(Collected data entries)
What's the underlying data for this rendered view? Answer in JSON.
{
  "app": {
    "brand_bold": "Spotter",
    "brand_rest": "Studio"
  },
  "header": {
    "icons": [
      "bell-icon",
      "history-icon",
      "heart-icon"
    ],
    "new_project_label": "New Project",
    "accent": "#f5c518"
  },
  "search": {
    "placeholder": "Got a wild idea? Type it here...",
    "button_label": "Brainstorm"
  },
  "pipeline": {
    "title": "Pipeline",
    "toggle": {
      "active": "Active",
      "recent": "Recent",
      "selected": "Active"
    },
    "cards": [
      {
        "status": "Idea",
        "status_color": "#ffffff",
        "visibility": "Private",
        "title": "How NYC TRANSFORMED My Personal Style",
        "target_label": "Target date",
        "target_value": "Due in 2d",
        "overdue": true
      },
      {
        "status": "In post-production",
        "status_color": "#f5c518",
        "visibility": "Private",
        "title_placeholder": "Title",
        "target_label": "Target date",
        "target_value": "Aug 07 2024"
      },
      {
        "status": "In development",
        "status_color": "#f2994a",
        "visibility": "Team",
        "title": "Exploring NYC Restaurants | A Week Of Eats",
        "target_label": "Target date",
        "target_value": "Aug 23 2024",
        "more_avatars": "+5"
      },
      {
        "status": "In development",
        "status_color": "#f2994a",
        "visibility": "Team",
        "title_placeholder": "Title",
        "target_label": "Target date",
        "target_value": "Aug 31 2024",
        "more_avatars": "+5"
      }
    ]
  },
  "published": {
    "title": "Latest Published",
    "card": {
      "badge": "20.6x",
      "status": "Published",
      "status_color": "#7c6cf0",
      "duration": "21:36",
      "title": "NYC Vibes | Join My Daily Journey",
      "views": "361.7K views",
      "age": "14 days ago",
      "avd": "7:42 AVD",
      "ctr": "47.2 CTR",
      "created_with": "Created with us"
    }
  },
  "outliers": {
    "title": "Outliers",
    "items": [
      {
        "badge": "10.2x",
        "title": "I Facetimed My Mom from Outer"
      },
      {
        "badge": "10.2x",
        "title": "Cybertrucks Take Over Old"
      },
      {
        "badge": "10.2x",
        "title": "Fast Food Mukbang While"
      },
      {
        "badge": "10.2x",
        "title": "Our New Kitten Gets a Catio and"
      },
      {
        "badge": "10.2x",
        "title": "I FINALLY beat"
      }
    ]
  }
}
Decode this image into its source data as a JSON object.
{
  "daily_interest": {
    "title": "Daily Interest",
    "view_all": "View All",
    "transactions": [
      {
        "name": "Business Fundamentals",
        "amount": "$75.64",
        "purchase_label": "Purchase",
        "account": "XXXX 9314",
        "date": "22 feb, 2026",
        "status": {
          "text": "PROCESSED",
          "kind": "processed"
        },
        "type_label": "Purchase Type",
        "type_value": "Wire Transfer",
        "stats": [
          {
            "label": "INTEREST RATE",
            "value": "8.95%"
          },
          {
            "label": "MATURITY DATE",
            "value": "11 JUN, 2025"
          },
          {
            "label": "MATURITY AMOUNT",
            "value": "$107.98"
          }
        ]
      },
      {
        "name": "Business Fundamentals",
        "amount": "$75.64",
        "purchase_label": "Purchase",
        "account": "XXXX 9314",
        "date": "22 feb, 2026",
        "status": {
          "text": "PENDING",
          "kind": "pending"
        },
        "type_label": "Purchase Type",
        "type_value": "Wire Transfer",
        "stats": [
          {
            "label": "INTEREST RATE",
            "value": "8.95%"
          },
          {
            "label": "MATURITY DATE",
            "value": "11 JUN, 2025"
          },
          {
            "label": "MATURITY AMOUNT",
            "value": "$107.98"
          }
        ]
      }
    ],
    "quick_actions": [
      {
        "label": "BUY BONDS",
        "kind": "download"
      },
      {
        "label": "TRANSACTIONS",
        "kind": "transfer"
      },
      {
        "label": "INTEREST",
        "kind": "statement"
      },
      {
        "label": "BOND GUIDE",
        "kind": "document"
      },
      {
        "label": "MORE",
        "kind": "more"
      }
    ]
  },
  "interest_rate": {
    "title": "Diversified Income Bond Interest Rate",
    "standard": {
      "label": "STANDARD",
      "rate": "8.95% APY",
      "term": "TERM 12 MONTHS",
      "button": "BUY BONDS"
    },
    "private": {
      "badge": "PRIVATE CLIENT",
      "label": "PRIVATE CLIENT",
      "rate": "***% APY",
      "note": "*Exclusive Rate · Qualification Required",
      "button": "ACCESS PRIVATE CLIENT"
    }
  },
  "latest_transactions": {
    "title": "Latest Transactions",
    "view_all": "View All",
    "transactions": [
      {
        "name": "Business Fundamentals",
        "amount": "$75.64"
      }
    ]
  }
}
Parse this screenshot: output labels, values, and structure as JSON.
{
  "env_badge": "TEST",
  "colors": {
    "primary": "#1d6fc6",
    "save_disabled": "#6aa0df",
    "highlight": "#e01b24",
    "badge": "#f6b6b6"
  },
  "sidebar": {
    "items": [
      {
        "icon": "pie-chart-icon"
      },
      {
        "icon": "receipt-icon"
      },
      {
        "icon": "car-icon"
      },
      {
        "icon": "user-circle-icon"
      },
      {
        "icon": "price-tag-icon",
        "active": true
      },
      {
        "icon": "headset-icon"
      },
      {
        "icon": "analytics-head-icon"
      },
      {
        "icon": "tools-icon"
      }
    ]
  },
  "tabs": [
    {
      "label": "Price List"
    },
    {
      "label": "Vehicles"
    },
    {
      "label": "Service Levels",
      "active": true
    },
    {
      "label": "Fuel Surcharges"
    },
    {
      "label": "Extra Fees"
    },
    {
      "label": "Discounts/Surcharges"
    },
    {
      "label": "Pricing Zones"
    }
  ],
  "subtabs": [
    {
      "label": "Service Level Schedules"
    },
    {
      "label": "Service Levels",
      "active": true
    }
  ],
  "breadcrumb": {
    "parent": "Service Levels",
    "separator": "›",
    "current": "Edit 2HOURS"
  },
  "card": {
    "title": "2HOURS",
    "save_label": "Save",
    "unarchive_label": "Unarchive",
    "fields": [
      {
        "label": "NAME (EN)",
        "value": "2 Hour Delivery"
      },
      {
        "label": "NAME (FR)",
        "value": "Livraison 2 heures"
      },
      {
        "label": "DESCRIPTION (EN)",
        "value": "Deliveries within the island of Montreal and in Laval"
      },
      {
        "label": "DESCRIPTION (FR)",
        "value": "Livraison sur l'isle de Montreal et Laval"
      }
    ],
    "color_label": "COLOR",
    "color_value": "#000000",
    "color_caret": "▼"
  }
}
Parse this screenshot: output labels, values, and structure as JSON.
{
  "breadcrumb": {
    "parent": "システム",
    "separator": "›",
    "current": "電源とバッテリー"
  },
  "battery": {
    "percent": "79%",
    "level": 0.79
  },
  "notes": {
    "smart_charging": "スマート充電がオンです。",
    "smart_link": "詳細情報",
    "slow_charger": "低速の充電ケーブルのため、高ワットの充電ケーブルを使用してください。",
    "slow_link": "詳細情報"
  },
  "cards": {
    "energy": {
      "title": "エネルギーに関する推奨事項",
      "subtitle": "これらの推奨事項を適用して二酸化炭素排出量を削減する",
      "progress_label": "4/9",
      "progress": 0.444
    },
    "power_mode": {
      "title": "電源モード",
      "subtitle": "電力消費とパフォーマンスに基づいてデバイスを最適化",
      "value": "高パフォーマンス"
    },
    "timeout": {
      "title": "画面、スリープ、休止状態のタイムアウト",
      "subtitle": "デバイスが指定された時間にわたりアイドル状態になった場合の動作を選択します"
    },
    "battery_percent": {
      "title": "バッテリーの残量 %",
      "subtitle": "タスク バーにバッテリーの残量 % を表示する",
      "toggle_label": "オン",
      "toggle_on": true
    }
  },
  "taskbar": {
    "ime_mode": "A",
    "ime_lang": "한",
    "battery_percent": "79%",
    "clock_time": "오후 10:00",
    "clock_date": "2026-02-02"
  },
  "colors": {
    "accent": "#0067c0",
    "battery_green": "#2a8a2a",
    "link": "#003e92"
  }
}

▶ **EXERCISE INSTRUCTIONS**:
Using the listing above, locate the lines that hold "subtitle" and copy each one.

▶ **EXERCISE OUTPUT**:
      "subtitle": "これらの推奨事項を適用して二酸化炭素排出量を削減する",
      "subtitle": "電力消費とパフォーマンスに基づいてデバイスを最適化",
      "subtitle": "デバイスが指定された時間にわたりアイドル状態になった場合の動作を選択します"
      "subtitle": "タスク バーにバッテリーの残量 % を表示する",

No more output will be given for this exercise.